[Records]:
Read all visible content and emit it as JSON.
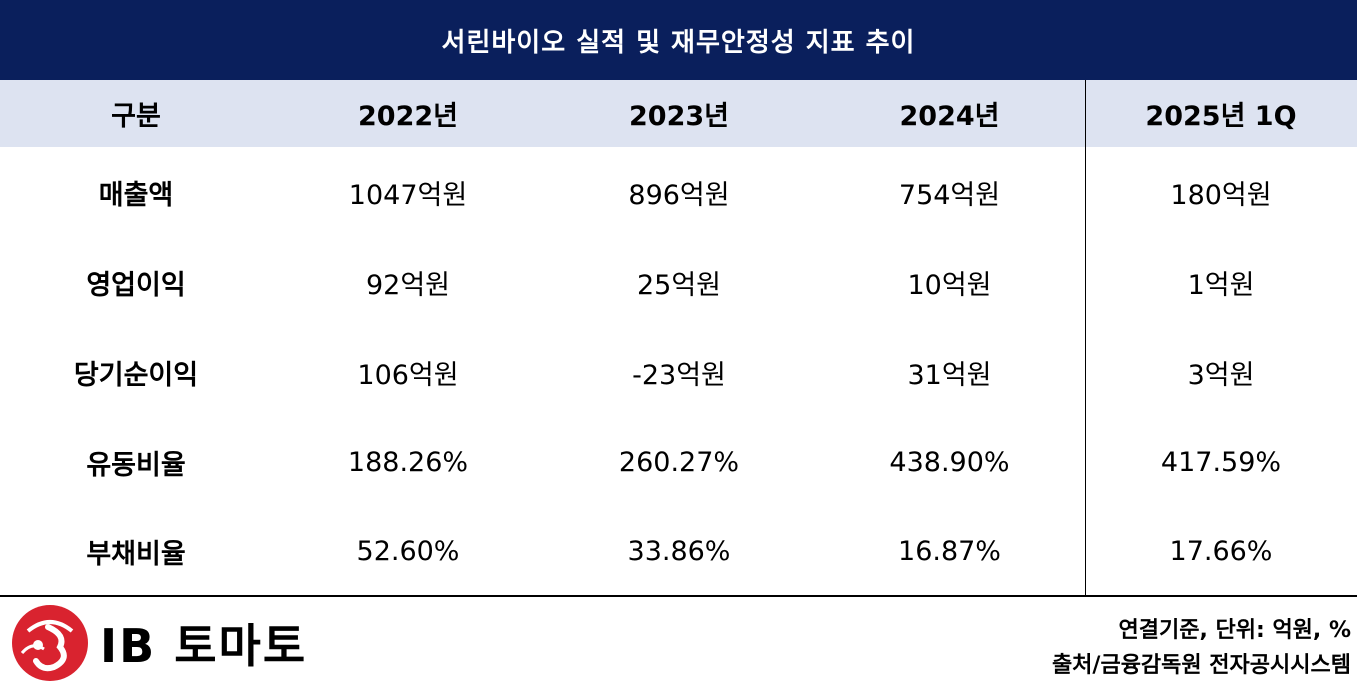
{
  "title": "서린바이오 실적 및 재무안정성 지표 추이",
  "header": [
    "구분",
    "2022년",
    "2023년",
    "2024년",
    "2025년 1Q"
  ],
  "rows": [
    {
      "label": "매출액",
      "values": [
        "1047억원",
        "896억원",
        "754억원",
        "180억원"
      ]
    },
    {
      "label": "영업이익",
      "values": [
        "92억원",
        "25억원",
        "10억원",
        "1억원"
      ]
    },
    {
      "label": "당기순이익",
      "values": [
        "106억원",
        "-23억원",
        "31억원",
        "3억원"
      ]
    },
    {
      "label": "유동비율",
      "values": [
        "188.26%",
        "260.27%",
        "438.90%",
        "417.59%"
      ]
    },
    {
      "label": "부채비율",
      "values": [
        "52.60%",
        "33.86%",
        "16.87%",
        "17.66%"
      ]
    }
  ],
  "logo": {
    "text": "IB 토마토",
    "brand_color": "#d9232f"
  },
  "footnote": {
    "unit": "연결기준, 단위: 억원, %",
    "source": "출처/금융감독원 전자공시시스템"
  },
  "colors": {
    "title_bg": "#0a1f5c",
    "header_bg": "#dde3f1"
  }
}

[Directions]:
Give the entries again word for word, but skip the pictures.

[Solution to the exercise]:
Read all visible content and emit it as JSON.
{
  "title": "서린바이오 실적 및 재무안정성 지표 추이",
  "header": [
    "구분",
    "2022년",
    "2023년",
    "2024년",
    "2025년 1Q"
  ],
  "rows": [
    {
      "label": "매출액",
      "values": [
        "1047억원",
        "896억원",
        "754억원",
        "180억원"
      ]
    },
    {
      "label": "영업이익",
      "values": [
        "92억원",
        "25억원",
        "10억원",
        "1억원"
      ]
    },
    {
      "label": "당기순이익",
      "values": [
        "106억원",
        "-23억원",
        "31억원",
        "3억원"
      ]
    },
    {
      "label": "유동비율",
      "values": [
        "188.26%",
        "260.27%",
        "438.90%",
        "417.59%"
      ]
    },
    {
      "label": "부채비율",
      "values": [
        "52.60%",
        "33.86%",
        "16.87%",
        "17.66%"
      ]
    }
  ],
  "logo": {
    "text": "IB 토마토",
    "brand_color": "#d9232f"
  },
  "footnote": {
    "unit": "연결기준, 단위: 억원, %",
    "source": "출처/금융감독원 전자공시시스템"
  },
  "colors": {
    "title_bg": "#0a1f5c",
    "header_bg": "#dde3f1"
  }
}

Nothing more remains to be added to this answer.